■ **Written exercise**
Copy out every record below, word for word.

■ **Excerpted records**
++++++
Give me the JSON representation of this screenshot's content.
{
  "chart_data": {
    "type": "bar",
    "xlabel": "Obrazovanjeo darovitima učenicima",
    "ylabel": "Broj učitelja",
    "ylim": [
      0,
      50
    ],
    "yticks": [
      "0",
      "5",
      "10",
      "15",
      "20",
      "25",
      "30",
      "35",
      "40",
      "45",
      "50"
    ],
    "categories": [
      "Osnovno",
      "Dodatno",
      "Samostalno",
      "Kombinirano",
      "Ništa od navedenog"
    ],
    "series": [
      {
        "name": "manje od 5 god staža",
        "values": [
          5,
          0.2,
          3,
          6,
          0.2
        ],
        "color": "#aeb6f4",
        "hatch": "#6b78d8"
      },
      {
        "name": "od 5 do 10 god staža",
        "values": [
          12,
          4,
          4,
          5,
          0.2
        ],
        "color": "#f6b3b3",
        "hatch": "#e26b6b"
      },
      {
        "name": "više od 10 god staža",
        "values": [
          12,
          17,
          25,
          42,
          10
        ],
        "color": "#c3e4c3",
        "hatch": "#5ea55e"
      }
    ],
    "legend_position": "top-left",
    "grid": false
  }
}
++++++
■ **Task answer**
Give me the JSON representation of this screenshot's content.
{
  "chart_data": {
    "type": "bar",
    "xlabel": "Obrazovanjeo darovitima učenicima",
    "ylabel": "Broj učitelja",
    "ylim": [
      0,
      50
    ],
    "yticks": [
      "0",
      "5",
      "10",
      "15",
      "20",
      "25",
      "30",
      "35",
      "40",
      "45",
      "50"
    ],
    "categories": [
      "Osnovno",
      "Dodatno",
      "Samostalno",
      "Kombinirano",
      "Ništa od navedenog"
    ],
    "series": [
      {
        "name": "manje od 5 god staža",
        "values": [
          5,
          0.2,
          3,
          6,
          0.2
        ],
        "color": "#aeb6f4",
        "hatch": "#6b78d8"
      },
      {
        "name": "od 5 do 10 god staža",
        "values": [
          12,
          4,
          4,
          5,
          0.2
        ],
        "color": "#f6b3b3",
        "hatch": "#e26b6b"
      },
      {
        "name": "više od 10 god staža",
        "values": [
          12,
          17,
          25,
          42,
          10
        ],
        "color": "#c3e4c3",
        "hatch": "#5ea55e"
      }
    ],
    "legend_position": "top-left",
    "grid": false
  }
}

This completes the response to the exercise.